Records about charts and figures
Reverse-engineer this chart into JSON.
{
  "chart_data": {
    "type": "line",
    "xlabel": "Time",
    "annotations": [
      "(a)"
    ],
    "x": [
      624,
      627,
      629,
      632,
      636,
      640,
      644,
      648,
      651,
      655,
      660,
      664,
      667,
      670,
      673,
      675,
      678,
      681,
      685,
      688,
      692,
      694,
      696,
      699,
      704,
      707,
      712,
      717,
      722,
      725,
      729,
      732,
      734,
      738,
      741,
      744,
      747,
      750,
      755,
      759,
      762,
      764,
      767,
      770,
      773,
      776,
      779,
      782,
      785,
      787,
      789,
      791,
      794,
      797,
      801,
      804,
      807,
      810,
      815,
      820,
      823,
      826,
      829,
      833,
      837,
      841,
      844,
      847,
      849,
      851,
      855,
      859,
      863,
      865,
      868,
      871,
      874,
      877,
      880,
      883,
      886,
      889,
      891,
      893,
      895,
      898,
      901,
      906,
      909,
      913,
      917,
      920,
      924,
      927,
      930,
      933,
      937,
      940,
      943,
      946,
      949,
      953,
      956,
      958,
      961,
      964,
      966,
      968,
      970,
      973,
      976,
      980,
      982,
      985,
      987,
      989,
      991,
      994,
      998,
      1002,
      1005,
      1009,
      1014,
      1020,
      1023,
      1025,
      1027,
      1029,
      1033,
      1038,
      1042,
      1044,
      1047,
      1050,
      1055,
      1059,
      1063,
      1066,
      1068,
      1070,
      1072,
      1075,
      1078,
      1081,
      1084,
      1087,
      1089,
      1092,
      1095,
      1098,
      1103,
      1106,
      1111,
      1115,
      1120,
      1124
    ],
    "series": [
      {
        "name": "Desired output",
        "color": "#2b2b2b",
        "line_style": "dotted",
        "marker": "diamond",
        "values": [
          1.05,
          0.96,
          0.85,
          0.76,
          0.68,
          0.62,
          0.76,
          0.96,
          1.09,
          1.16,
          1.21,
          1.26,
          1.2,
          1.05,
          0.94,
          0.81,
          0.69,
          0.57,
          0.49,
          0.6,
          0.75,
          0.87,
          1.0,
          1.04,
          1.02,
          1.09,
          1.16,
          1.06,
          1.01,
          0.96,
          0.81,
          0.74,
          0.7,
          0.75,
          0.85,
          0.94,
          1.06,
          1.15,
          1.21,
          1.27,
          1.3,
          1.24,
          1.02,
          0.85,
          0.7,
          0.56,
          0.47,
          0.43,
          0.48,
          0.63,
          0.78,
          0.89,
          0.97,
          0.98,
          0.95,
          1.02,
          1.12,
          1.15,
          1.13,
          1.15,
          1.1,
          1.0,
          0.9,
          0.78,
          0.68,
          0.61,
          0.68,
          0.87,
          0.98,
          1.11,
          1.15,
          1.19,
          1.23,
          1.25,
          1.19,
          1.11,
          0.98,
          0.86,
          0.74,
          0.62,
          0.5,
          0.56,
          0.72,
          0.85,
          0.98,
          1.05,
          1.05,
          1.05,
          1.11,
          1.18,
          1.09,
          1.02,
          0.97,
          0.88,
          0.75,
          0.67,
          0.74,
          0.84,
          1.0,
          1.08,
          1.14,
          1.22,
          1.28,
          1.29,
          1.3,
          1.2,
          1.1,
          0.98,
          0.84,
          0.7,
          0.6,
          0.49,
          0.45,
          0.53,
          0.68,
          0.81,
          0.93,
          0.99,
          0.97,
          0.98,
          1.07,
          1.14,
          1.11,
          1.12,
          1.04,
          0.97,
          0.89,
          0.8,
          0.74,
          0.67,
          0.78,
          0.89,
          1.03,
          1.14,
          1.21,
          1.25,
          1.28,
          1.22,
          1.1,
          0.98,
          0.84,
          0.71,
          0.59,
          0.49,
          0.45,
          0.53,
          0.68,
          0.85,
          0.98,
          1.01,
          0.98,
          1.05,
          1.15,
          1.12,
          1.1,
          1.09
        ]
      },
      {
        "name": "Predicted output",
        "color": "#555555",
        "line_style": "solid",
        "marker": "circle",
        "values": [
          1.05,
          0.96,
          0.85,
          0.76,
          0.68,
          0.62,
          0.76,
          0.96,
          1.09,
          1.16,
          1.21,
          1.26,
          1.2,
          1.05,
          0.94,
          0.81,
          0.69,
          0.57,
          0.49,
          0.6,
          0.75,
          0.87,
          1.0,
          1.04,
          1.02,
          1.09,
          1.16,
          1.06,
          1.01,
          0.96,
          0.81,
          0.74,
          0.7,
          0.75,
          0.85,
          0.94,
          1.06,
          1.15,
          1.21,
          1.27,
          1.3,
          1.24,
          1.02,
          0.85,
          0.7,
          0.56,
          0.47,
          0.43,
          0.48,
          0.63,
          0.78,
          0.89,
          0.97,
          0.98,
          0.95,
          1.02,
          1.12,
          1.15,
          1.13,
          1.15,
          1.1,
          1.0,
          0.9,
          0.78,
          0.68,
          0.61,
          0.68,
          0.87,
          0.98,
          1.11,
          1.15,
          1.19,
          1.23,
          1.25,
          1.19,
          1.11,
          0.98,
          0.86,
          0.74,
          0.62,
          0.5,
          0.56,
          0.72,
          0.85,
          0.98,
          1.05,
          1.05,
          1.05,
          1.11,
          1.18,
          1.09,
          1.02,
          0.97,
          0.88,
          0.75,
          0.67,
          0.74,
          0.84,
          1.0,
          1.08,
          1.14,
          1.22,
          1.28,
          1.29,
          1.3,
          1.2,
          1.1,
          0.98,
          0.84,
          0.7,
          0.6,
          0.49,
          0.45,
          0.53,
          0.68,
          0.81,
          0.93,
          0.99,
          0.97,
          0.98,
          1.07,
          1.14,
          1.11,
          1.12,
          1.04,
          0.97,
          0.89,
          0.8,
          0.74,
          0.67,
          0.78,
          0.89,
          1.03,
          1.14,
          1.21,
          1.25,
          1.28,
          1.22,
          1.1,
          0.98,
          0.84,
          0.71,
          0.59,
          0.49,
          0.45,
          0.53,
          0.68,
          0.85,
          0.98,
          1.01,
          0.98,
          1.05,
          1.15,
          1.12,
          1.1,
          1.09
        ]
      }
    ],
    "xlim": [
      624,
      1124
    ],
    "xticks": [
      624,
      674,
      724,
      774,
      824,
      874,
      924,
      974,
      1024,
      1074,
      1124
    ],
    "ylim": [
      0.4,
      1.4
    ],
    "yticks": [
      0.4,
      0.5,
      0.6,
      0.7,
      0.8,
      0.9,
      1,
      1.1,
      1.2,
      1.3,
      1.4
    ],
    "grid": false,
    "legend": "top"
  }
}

#### Exercise prompt
Output each record precisely as given.

#### Exercise response
Reverse-engineer this chart into JSON.
{
  "chart_data": {
    "type": "line",
    "xlabel": "Time",
    "annotations": [
      "(a)"
    ],
    "x": [
      624,
      627,
      629,
      632,
      636,
      640,
      644,
      648,
      651,
      655,
      660,
      664,
      667,
      670,
      673,
      675,
      678,
      681,
      685,
      688,
      692,
      694,
      696,
      699,
      704,
      707,
      712,
      717,
      722,
      725,
      729,
      732,
      734,
      738,
      741,
      744,
      747,
      750,
      755,
      759,
      762,
      764,
      767,
      770,
      773,
      776,
      779,
      782,
      785,
      787,
      789,
      791,
      794,
      797,
      801,
      804,
      807,
      810,
      815,
      820,
      823,
      826,
      829,
      833,
      837,
      841,
      844,
      847,
      849,
      851,
      855,
      859,
      863,
      865,
      868,
      871,
      874,
      877,
      880,
      883,
      886,
      889,
      891,
      893,
      895,
      898,
      901,
      906,
      909,
      913,
      917,
      920,
      924,
      927,
      930,
      933,
      937,
      940,
      943,
      946,
      949,
      953,
      956,
      958,
      961,
      964,
      966,
      968,
      970,
      973,
      976,
      980,
      982,
      985,
      987,
      989,
      991,
      994,
      998,
      1002,
      1005,
      1009,
      1014,
      1020,
      1023,
      1025,
      1027,
      1029,
      1033,
      1038,
      1042,
      1044,
      1047,
      1050,
      1055,
      1059,
      1063,
      1066,
      1068,
      1070,
      1072,
      1075,
      1078,
      1081,
      1084,
      1087,
      1089,
      1092,
      1095,
      1098,
      1103,
      1106,
      1111,
      1115,
      1120,
      1124
    ],
    "series": [
      {
        "name": "Desired output",
        "color": "#2b2b2b",
        "line_style": "dotted",
        "marker": "diamond",
        "values": [
          1.05,
          0.96,
          0.85,
          0.76,
          0.68,
          0.62,
          0.76,
          0.96,
          1.09,
          1.16,
          1.21,
          1.26,
          1.2,
          1.05,
          0.94,
          0.81,
          0.69,
          0.57,
          0.49,
          0.6,
          0.75,
          0.87,
          1.0,
          1.04,
          1.02,
          1.09,
          1.16,
          1.06,
          1.01,
          0.96,
          0.81,
          0.74,
          0.7,
          0.75,
          0.85,
          0.94,
          1.06,
          1.15,
          1.21,
          1.27,
          1.3,
          1.24,
          1.02,
          0.85,
          0.7,
          0.56,
          0.47,
          0.43,
          0.48,
          0.63,
          0.78,
          0.89,
          0.97,
          0.98,
          0.95,
          1.02,
          1.12,
          1.15,
          1.13,
          1.15,
          1.1,
          1.0,
          0.9,
          0.78,
          0.68,
          0.61,
          0.68,
          0.87,
          0.98,
          1.11,
          1.15,
          1.19,
          1.23,
          1.25,
          1.19,
          1.11,
          0.98,
          0.86,
          0.74,
          0.62,
          0.5,
          0.56,
          0.72,
          0.85,
          0.98,
          1.05,
          1.05,
          1.05,
          1.11,
          1.18,
          1.09,
          1.02,
          0.97,
          0.88,
          0.75,
          0.67,
          0.74,
          0.84,
          1.0,
          1.08,
          1.14,
          1.22,
          1.28,
          1.29,
          1.3,
          1.2,
          1.1,
          0.98,
          0.84,
          0.7,
          0.6,
          0.49,
          0.45,
          0.53,
          0.68,
          0.81,
          0.93,
          0.99,
          0.97,
          0.98,
          1.07,
          1.14,
          1.11,
          1.12,
          1.04,
          0.97,
          0.89,
          0.8,
          0.74,
          0.67,
          0.78,
          0.89,
          1.03,
          1.14,
          1.21,
          1.25,
          1.28,
          1.22,
          1.1,
          0.98,
          0.84,
          0.71,
          0.59,
          0.49,
          0.45,
          0.53,
          0.68,
          0.85,
          0.98,
          1.01,
          0.98,
          1.05,
          1.15,
          1.12,
          1.1,
          1.09
        ]
      },
      {
        "name": "Predicted output",
        "color": "#555555",
        "line_style": "solid",
        "marker": "circle",
        "values": [
          1.05,
          0.96,
          0.85,
          0.76,
          0.68,
          0.62,
          0.76,
          0.96,
          1.09,
          1.16,
          1.21,
          1.26,
          1.2,
          1.05,
          0.94,
          0.81,
          0.69,
          0.57,
          0.49,
          0.6,
          0.75,
          0.87,
          1.0,
          1.04,
          1.02,
          1.09,
          1.16,
          1.06,
          1.01,
          0.96,
          0.81,
          0.74,
          0.7,
          0.75,
          0.85,
          0.94,
          1.06,
          1.15,
          1.21,
          1.27,
          1.3,
          1.24,
          1.02,
          0.85,
          0.7,
          0.56,
          0.47,
          0.43,
          0.48,
          0.63,
          0.78,
          0.89,
          0.97,
          0.98,
          0.95,
          1.02,
          1.12,
          1.15,
          1.13,
          1.15,
          1.1,
          1.0,
          0.9,
          0.78,
          0.68,
          0.61,
          0.68,
          0.87,
          0.98,
          1.11,
          1.15,
          1.19,
          1.23,
          1.25,
          1.19,
          1.11,
          0.98,
          0.86,
          0.74,
          0.62,
          0.5,
          0.56,
          0.72,
          0.85,
          0.98,
          1.05,
          1.05,
          1.05,
          1.11,
          1.18,
          1.09,
          1.02,
          0.97,
          0.88,
          0.75,
          0.67,
          0.74,
          0.84,
          1.0,
          1.08,
          1.14,
          1.22,
          1.28,
          1.29,
          1.3,
          1.2,
          1.1,
          0.98,
          0.84,
          0.7,
          0.6,
          0.49,
          0.45,
          0.53,
          0.68,
          0.81,
          0.93,
          0.99,
          0.97,
          0.98,
          1.07,
          1.14,
          1.11,
          1.12,
          1.04,
          0.97,
          0.89,
          0.8,
          0.74,
          0.67,
          0.78,
          0.89,
          1.03,
          1.14,
          1.21,
          1.25,
          1.28,
          1.22,
          1.1,
          0.98,
          0.84,
          0.71,
          0.59,
          0.49,
          0.45,
          0.53,
          0.68,
          0.85,
          0.98,
          1.01,
          0.98,
          1.05,
          1.15,
          1.12,
          1.1,
          1.09
        ]
      }
    ],
    "xlim": [
      624,
      1124
    ],
    "xticks": [
      624,
      674,
      724,
      774,
      824,
      874,
      924,
      974,
      1024,
      1074,
      1124
    ],
    "ylim": [
      0.4,
      1.4
    ],
    "yticks": [
      0.4,
      0.5,
      0.6,
      0.7,
      0.8,
      0.9,
      1,
      1.1,
      1.2,
      1.3,
      1.4
    ],
    "grid": false,
    "legend": "top"
  }
}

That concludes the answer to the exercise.